> **Dataset entries**:

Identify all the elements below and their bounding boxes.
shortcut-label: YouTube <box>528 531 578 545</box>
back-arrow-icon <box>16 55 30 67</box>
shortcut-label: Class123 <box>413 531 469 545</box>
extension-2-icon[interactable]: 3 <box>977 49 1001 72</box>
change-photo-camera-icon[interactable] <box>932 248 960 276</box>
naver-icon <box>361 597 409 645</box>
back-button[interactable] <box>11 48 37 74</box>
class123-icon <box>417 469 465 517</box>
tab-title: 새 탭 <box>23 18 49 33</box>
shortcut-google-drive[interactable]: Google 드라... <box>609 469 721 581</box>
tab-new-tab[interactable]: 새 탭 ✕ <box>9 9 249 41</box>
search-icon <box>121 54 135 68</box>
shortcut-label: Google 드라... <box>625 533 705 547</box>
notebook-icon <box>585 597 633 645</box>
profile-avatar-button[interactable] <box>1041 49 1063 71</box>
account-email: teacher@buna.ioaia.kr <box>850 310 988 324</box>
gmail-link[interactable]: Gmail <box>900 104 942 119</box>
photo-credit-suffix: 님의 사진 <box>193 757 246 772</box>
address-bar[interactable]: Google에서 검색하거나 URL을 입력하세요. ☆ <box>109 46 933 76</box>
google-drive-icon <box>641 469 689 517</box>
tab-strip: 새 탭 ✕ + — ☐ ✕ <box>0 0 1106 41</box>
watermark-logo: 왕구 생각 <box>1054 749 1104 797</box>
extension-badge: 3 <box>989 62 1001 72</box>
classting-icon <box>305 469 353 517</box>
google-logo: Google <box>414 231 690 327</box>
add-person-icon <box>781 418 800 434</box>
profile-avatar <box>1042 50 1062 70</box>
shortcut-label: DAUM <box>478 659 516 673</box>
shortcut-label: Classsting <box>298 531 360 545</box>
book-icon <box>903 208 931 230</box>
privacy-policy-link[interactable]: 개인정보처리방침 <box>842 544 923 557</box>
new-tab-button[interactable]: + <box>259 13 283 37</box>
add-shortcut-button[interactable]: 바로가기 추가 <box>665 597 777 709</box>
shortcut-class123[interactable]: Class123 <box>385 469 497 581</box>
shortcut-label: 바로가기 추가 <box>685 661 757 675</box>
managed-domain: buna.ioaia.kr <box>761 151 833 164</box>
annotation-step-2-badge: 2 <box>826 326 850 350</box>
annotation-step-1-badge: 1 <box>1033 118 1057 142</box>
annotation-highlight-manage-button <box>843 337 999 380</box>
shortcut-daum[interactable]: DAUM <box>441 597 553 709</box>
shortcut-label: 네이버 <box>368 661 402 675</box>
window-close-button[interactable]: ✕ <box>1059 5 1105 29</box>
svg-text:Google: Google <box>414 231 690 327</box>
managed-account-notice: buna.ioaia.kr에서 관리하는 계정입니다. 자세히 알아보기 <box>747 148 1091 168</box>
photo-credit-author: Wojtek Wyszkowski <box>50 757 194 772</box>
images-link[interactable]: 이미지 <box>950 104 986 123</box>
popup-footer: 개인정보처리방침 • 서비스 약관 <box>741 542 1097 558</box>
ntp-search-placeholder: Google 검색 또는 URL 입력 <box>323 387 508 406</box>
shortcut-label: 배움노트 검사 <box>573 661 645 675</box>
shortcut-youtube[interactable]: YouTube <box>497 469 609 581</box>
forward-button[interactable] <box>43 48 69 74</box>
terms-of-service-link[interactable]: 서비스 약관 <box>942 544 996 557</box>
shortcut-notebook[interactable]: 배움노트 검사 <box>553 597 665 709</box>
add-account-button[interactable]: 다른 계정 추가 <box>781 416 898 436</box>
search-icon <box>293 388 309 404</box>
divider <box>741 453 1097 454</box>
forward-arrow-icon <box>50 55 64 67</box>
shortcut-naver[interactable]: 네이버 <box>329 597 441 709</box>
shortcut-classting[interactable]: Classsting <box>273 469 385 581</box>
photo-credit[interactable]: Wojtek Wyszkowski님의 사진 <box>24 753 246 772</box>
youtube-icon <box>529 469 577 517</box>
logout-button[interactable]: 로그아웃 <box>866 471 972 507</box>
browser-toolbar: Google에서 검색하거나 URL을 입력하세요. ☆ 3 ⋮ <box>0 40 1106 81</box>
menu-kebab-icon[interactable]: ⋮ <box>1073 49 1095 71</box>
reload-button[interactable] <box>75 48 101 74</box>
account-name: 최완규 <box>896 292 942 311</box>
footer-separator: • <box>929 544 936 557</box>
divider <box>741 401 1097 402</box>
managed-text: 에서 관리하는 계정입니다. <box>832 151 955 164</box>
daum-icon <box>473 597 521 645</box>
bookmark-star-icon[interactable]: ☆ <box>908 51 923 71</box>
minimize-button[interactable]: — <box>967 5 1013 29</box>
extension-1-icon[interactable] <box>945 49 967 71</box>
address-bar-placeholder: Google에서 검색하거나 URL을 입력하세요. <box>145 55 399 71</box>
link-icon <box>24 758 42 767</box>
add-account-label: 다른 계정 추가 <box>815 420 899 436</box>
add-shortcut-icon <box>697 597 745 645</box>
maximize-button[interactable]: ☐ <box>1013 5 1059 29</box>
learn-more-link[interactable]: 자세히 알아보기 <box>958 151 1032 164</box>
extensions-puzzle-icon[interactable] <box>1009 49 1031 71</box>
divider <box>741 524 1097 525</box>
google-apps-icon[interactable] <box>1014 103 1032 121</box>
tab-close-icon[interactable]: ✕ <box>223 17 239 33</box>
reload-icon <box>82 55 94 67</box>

> **Required task**:
Copy the rows from the very first one down through the row containing "shortcut-google-drive[interactable]: Google 드라...", including that row, reproducing each line exactly.

> **Output of the task**:
Identify all the elements below and their bounding boxes.
shortcut-label: YouTube <box>528 531 578 545</box>
back-arrow-icon <box>16 55 30 67</box>
shortcut-label: Class123 <box>413 531 469 545</box>
extension-2-icon[interactable]: 3 <box>977 49 1001 72</box>
change-photo-camera-icon[interactable] <box>932 248 960 276</box>
naver-icon <box>361 597 409 645</box>
back-button[interactable] <box>11 48 37 74</box>
class123-icon <box>417 469 465 517</box>
tab-title: 새 탭 <box>23 18 49 33</box>
shortcut-google-drive[interactable]: Google 드라... <box>609 469 721 581</box>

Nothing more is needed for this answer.